• What is required
Reproduce the material below with "Минстроем Чувашии" swapped for "Министерством строительства Чувашской Республики" and every other part left unchanged. Leave the pictures out.

==== Data provided ====

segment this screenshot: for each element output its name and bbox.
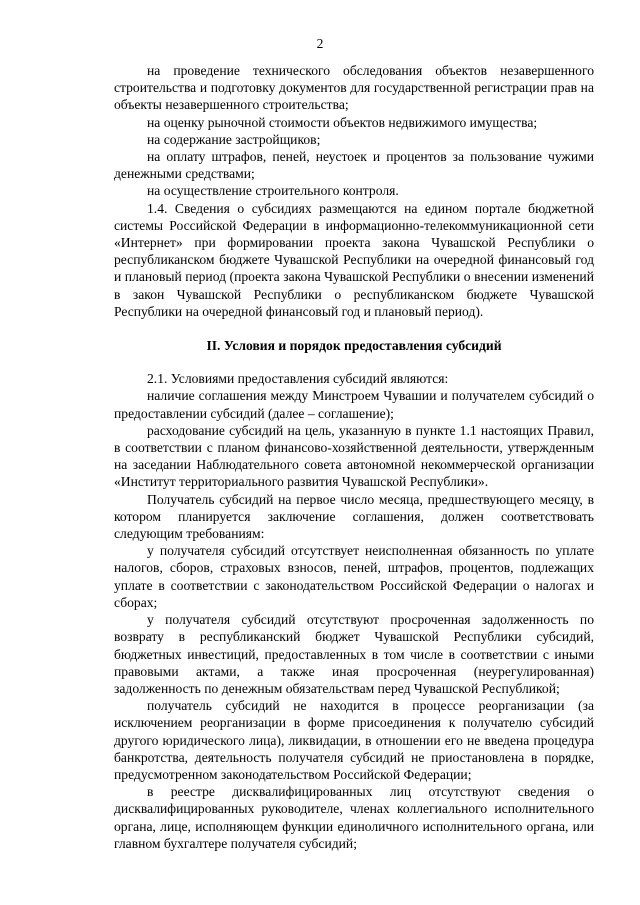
paragraph: Получатель субсидий на первое число месяца, предшествующего месяцу, в котором планируется заключение соглашения, должен соответствовать следующим требованиям:	[114, 491, 594, 542]
paragraph: 2.1. Условиями предоставления субсидий являются:	[147, 371, 449, 387]
document-body	[114, 62, 594, 852]
paragraph: на содержание застройщиков;	[147, 131, 321, 147]
paragraph: расходование субсидий на цель, указанную в пункте 1.1 настоящих Правил, в соответствии с планом финансово-хозяйственной деятельности, утвержденным на заседании Наблюдательного совета автономной некоммерческой организации «Институт территориального развития Чувашской Республики».	[114, 422, 594, 490]
paragraph: на осуществление строительного контроля.	[147, 183, 399, 199]
section-heading: II. Условия и порядок предоставления субсидий	[206, 338, 502, 354]
paragraph: в реестре дисквалифицированных лиц отсутствуют сведения о дисквалифицированных руководителе, членах коллегиального исполнительного органа, лице, исполняющем функции единоличного исполнительного органа, или главном бухгалтере получателя субсидий;	[114, 784, 594, 851]
paragraph: получатель субсидий не находится в процессе реорганизации (за исключением реорганизации в форме присоединения к получателю субсидий другого юридического лица), ликвидации, в отношении его не введена процедура банкротства, деятельность получателя субсидий не приостановлена в порядке, предусмотренном законодательством Российской Федерации;	[114, 698, 594, 782]
paragraph: у получателя субсидий отсутствуют просроченная задолженность по возврату в республиканский бюджет Чувашской Республики субсидий, бюджетных инвестиций, предоставленных в том числе в соответствии с иными правовыми актами, а также иная просроченная (неурегулированная) задолженность по денежным обязательствам перед Чувашской Республикой;	[114, 612, 594, 696]
paragraph: 1.4. Сведения о субсидиях размещаются на едином портале бюджетной системы Российской Федерации в информационно-телекоммуникационной сети «Интернет» при формировании проекта закона Чувашской Республики о республиканском бюджете Чувашской Республики на очередной финансовый год и плановый период (проекта закона Чувашской Республики о внесении изменений в закон Чувашской Республики о республиканском бюджете Чувашской Республики на очередной финансовый год и плановый период).	[114, 200, 594, 319]
paragraph: наличие соглашения между Минстроем Чувашии и получателем субсидий о предоставлении субсидий (далее – соглашение);	[114, 388, 594, 421]
page-number: 2	[316, 36, 324, 51]
paragraph: у получателя субсидий отсутствует неисполненная обязанность по уплате налогов, сборов, страховых взносов, пеней, штрафов, процентов, подлежащих уплате в соответствии с законодательством Российской Федерации о налогах и сборах;	[114, 543, 594, 610]
paragraph: на проведение технического обследования объектов незавершенного строительства и подготовку документов для государственной регистрации прав на объекты незавершенного строительства;	[114, 63, 594, 113]
paragraph: на оплату штрафов, пеней, неустоек и процентов за пользование чужими денежными средствами;	[114, 149, 594, 182]
paragraph: на оценку рыночной стоимости объектов недвижимого имущества;	[147, 114, 538, 130]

====

• Answer for the task
segment this screenshot: for each element output its name and bbox.
paragraph: Получатель субсидий на первое число месяца, предшествующего месяцу, в котором планируется заключение соглашения, должен соответствовать следующим требованиям:	[114, 491, 594, 542]
paragraph: 2.1. Условиями предоставления субсидий являются:	[147, 371, 449, 387]
document-body	[114, 62, 594, 852]
paragraph: на содержание застройщиков;	[147, 131, 321, 147]
paragraph: расходование субсидий на цель, указанную в пункте 1.1 настоящих Правил, в соответствии с планом финансово-хозяйственной деятельности, утвержденным на заседании Наблюдательного совета автономной некоммерческой организации «Институт территориального развития Чувашской Республики».	[114, 422, 594, 490]
paragraph: на осуществление строительного контроля.	[147, 183, 399, 199]
section-heading: II. Условия и порядок предоставления субсидий	[206, 338, 502, 354]
paragraph: в реестре дисквалифицированных лиц отсутствуют сведения о дисквалифицированных руководителе, членах коллегиального исполнительного органа, лице, исполняющем функции единоличного исполнительного органа, или главном бухгалтере получателя субсидий;	[114, 784, 594, 851]
paragraph: получатель субсидий не находится в процессе реорганизации (за исключением реорганизации в форме присоединения к получателю субсидий другого юридического лица), ликвидации, в отношении его не введена процедура банкротства, деятельность получателя субсидий не приостановлена в порядке, предусмотренном законодательством Российской Федерации;	[114, 698, 594, 782]
paragraph: у получателя субсидий отсутствуют просроченная задолженность по возврату в республиканский бюджет Чувашской Республики субсидий, бюджетных инвестиций, предоставленных в том числе в соответствии с иными правовыми актами, а также иная просроченная (неурегулированная) задолженность по денежным обязательствам перед Чувашской Республикой;	[114, 612, 594, 696]
paragraph: 1.4. Сведения о субсидиях размещаются на едином портале бюджетной системы Российской Федерации в информационно-телекоммуникационной сети «Интернет» при формировании проекта закона Чувашской Республики о республиканском бюджете Чувашской Республики на очередной финансовый год и плановый период (проекта закона Чувашской Республики о внесении изменений в закон Чувашской Республики о республиканском бюджете Чувашской Республики на очередной финансовый год и плановый период).	[114, 200, 594, 319]
paragraph: наличие соглашения между Министерством строительства Чувашской Республики и получателем субсидий о предоставлении субсидий (далее – соглашение);	[114, 388, 594, 421]
page-number: 2	[316, 36, 324, 51]
paragraph: у получателя субсидий отсутствует неисполненная обязанность по уплате налогов, сборов, страховых взносов, пеней, штрафов, процентов, подлежащих уплате в соответствии с законодательством Российской Федерации о налогах и сборах;	[114, 543, 594, 610]
paragraph: на проведение технического обследования объектов незавершенного строительства и подготовку документов для государственной регистрации прав на объекты незавершенного строительства;	[114, 63, 594, 113]
paragraph: на оплату штрафов, пеней, неустоек и процентов за пользование чужими денежными средствами;	[114, 149, 594, 182]
paragraph: на оценку рыночной стоимости объектов недвижимого имущества;	[147, 114, 538, 130]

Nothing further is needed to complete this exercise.